● Your instructions
Find the lines that include the string "data" and report how many there are. Give no other text.

● Materials provided
........

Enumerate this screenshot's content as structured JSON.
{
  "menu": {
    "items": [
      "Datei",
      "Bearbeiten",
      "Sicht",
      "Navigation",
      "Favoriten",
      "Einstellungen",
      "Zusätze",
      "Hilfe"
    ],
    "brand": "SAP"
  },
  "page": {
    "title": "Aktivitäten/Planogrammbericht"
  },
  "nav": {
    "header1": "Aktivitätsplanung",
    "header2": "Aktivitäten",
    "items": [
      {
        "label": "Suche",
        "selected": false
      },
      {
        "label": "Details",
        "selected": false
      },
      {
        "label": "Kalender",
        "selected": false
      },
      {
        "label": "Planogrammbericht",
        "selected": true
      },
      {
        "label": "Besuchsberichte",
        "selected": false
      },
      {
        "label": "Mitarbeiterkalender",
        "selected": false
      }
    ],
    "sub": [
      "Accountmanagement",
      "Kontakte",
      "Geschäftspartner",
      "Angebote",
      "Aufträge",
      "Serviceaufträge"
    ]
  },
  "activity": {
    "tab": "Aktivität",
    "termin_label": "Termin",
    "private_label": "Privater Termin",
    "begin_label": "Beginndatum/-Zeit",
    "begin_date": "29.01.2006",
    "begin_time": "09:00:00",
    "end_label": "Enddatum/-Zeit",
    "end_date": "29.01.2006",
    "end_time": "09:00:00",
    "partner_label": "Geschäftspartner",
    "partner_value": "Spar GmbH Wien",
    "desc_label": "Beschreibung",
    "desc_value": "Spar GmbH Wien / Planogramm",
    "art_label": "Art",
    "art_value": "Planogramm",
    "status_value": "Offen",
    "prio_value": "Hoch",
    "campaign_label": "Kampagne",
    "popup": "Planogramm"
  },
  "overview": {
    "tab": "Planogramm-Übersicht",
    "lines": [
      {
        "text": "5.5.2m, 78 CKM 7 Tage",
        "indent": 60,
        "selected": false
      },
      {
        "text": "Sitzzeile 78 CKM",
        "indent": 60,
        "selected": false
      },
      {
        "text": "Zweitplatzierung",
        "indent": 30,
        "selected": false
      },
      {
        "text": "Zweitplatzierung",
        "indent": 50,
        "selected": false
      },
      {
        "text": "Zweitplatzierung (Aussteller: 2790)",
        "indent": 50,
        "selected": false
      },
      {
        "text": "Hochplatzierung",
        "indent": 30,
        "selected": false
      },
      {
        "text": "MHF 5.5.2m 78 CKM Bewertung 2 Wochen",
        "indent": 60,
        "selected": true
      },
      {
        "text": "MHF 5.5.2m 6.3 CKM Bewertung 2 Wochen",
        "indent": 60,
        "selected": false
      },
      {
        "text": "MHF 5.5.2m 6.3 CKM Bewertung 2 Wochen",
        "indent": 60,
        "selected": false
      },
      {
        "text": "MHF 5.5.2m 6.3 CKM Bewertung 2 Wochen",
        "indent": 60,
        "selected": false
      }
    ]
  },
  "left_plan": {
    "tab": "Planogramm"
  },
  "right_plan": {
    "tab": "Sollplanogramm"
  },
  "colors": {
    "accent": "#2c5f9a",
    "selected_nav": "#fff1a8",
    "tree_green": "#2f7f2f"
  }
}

........

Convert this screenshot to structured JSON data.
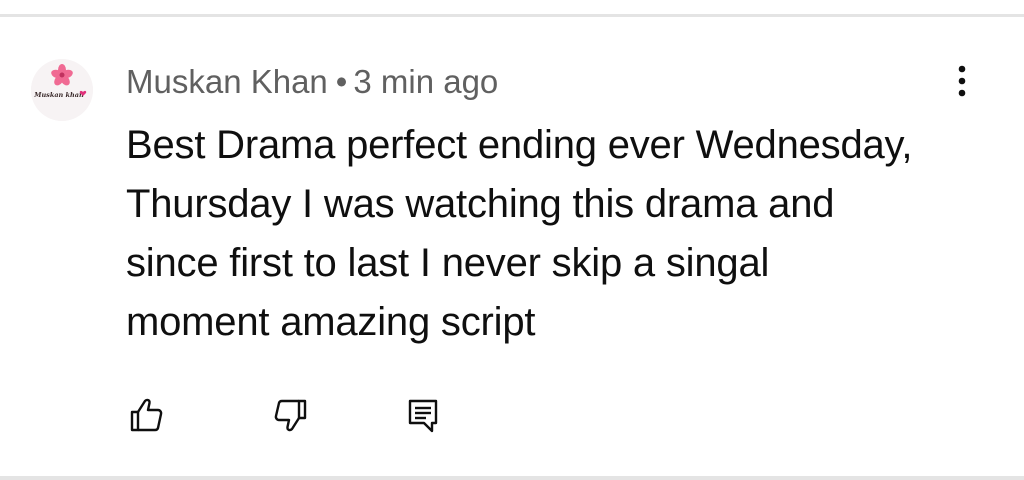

........

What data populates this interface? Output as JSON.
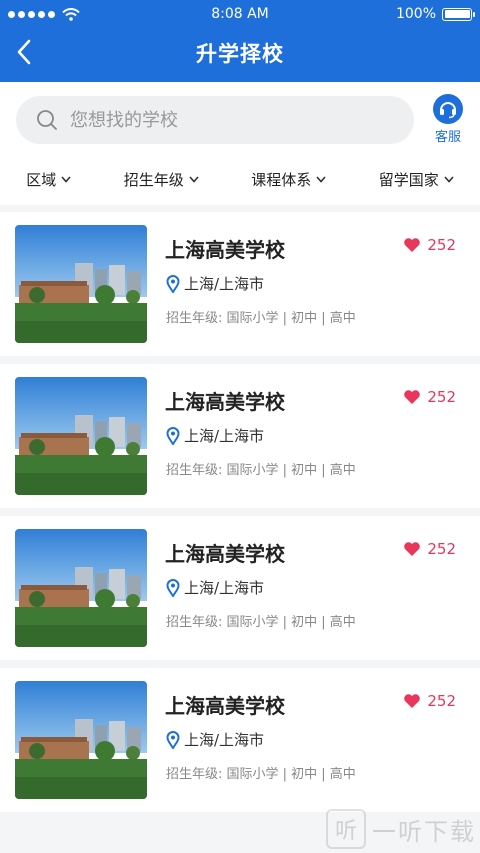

........

● Right answer
2